Written request
Locate the lines where "Dollars" occurs and copy them as they stand.
--- start Records to use ---
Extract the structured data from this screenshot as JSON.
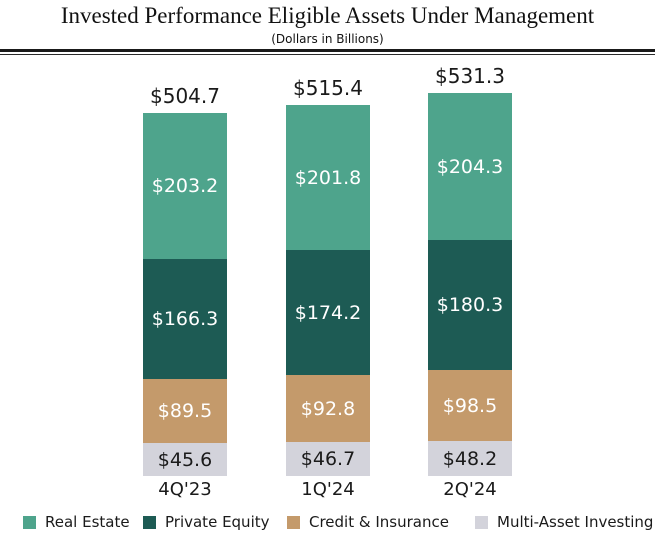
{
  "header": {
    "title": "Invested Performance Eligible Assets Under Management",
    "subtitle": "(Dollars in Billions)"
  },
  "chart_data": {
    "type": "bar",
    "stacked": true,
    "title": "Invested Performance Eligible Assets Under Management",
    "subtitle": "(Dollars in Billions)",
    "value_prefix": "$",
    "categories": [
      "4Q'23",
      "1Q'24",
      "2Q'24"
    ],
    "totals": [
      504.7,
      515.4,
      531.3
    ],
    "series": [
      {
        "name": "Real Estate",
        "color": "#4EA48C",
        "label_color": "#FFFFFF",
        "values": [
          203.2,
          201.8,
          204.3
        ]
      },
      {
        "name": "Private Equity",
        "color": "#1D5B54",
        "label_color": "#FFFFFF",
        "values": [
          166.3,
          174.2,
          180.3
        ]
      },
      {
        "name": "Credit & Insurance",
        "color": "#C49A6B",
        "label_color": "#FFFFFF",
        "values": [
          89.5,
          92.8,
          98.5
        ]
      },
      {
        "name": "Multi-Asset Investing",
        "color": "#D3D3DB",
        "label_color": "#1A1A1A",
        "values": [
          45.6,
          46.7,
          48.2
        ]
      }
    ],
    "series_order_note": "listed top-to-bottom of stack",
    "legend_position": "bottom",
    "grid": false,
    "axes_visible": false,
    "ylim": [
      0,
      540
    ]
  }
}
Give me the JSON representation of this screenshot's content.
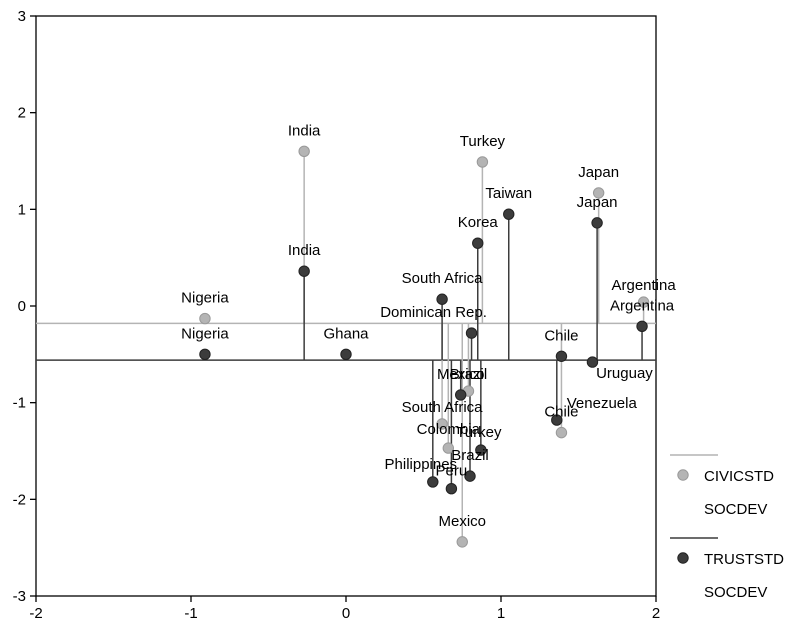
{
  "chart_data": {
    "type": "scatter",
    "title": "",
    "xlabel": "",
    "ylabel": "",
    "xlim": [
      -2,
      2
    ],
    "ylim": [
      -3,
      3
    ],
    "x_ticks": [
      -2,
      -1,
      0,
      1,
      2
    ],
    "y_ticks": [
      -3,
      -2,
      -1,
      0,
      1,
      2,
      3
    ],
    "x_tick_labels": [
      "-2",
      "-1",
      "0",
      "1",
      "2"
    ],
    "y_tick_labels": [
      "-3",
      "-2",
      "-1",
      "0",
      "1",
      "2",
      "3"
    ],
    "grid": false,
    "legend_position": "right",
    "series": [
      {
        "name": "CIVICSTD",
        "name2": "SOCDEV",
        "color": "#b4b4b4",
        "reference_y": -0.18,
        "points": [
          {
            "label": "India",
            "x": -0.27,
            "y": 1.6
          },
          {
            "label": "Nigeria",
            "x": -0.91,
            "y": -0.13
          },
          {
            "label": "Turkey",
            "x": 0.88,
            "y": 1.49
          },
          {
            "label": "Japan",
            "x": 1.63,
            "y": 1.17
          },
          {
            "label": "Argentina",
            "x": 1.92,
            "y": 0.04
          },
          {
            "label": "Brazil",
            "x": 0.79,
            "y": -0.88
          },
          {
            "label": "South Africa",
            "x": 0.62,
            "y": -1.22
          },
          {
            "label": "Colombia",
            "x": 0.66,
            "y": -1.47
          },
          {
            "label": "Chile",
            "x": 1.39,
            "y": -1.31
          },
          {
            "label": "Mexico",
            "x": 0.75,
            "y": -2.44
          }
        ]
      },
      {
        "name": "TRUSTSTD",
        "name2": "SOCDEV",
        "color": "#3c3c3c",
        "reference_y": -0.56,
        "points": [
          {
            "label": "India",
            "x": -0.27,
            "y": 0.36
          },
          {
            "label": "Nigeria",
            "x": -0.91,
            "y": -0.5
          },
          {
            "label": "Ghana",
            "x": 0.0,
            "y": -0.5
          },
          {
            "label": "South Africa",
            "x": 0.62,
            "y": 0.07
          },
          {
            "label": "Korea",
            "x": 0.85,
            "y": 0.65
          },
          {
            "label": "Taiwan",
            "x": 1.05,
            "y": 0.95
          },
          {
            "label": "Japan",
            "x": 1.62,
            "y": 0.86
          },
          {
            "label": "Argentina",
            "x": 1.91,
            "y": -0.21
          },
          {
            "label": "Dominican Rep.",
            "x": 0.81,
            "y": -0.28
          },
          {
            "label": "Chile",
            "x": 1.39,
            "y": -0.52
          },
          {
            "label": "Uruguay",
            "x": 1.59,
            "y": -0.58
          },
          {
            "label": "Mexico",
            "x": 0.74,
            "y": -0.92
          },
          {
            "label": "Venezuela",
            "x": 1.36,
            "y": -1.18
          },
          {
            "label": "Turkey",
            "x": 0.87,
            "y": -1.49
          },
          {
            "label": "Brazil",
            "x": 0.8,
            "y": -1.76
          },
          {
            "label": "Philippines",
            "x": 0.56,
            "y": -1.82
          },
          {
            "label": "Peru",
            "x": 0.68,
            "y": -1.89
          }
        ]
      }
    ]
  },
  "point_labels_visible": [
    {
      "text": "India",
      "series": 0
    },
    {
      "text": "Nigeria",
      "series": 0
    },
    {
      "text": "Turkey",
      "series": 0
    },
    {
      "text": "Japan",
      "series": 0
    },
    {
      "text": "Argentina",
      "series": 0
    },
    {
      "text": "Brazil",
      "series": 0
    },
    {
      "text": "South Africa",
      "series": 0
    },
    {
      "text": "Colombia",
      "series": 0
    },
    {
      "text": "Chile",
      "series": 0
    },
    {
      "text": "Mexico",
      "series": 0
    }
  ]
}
--- end Records to use ---
--- start Records to use ---
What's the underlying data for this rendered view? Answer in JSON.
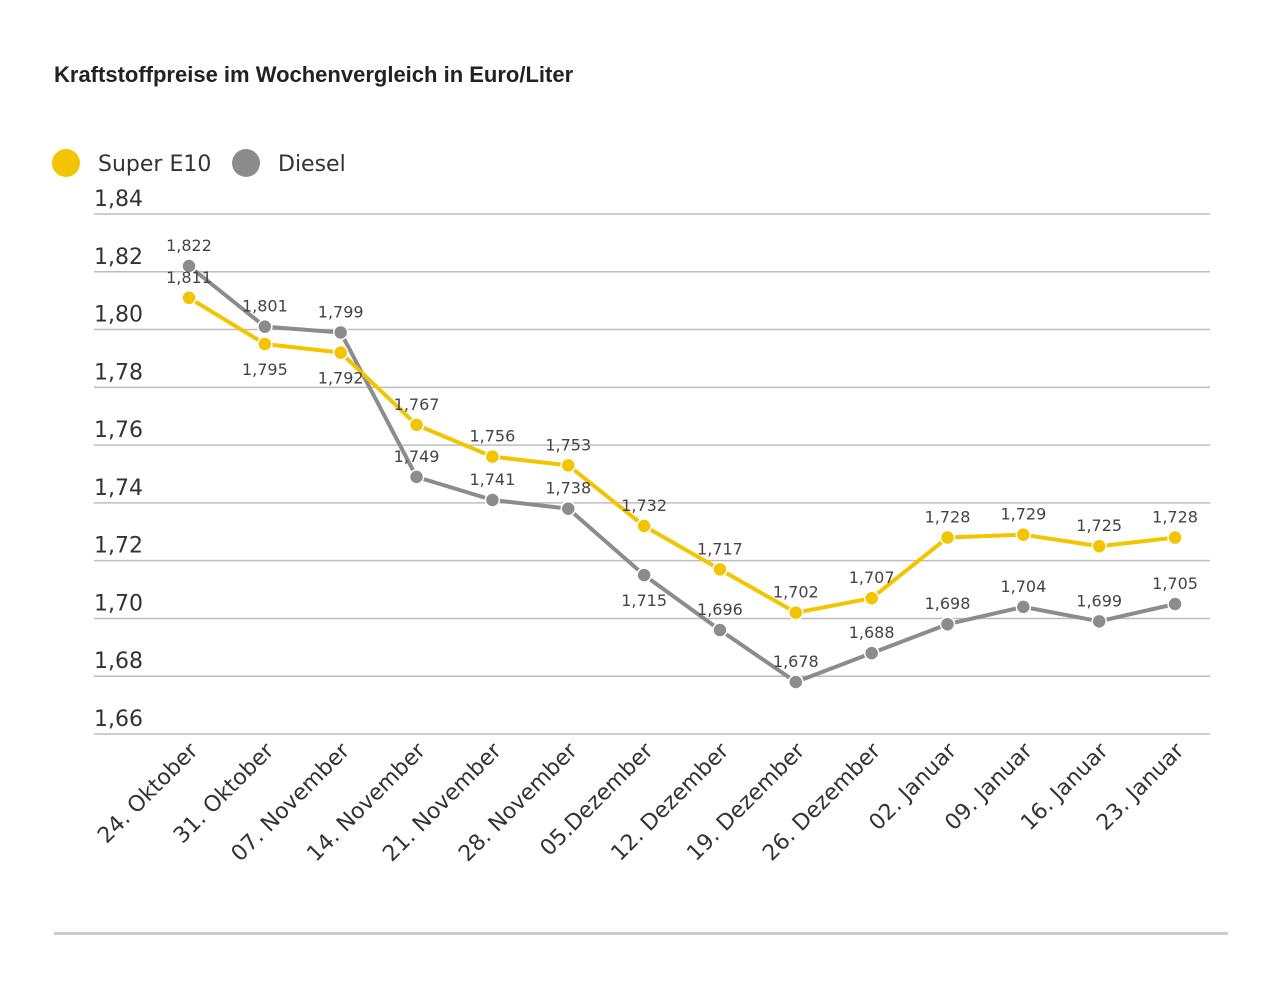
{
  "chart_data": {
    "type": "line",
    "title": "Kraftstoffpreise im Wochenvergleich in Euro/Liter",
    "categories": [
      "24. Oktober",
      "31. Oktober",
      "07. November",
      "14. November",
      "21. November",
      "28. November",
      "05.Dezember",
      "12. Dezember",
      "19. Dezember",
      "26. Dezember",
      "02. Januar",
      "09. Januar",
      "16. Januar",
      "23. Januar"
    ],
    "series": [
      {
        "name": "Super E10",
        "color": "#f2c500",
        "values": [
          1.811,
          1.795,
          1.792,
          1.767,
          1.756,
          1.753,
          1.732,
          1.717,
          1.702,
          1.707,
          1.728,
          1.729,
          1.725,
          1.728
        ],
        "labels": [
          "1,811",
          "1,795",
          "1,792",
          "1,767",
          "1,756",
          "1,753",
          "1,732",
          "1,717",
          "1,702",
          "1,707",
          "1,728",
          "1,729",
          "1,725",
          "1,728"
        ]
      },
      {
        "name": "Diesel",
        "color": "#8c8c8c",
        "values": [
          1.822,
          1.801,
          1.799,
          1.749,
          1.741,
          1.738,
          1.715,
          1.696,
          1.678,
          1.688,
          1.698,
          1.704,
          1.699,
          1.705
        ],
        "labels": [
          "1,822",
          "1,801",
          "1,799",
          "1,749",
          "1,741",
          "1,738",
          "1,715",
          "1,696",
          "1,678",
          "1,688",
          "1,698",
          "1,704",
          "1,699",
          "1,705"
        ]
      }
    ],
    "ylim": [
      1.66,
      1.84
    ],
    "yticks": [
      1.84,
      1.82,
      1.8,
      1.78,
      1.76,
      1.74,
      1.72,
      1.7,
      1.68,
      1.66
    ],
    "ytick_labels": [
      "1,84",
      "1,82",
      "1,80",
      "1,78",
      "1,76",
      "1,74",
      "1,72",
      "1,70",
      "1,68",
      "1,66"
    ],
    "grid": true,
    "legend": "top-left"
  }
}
--- end Records to use ---
Output of the exercise
    "subtitle": "(Dollars in Billions)"
    "subtitle": "(Dollars in Billions)",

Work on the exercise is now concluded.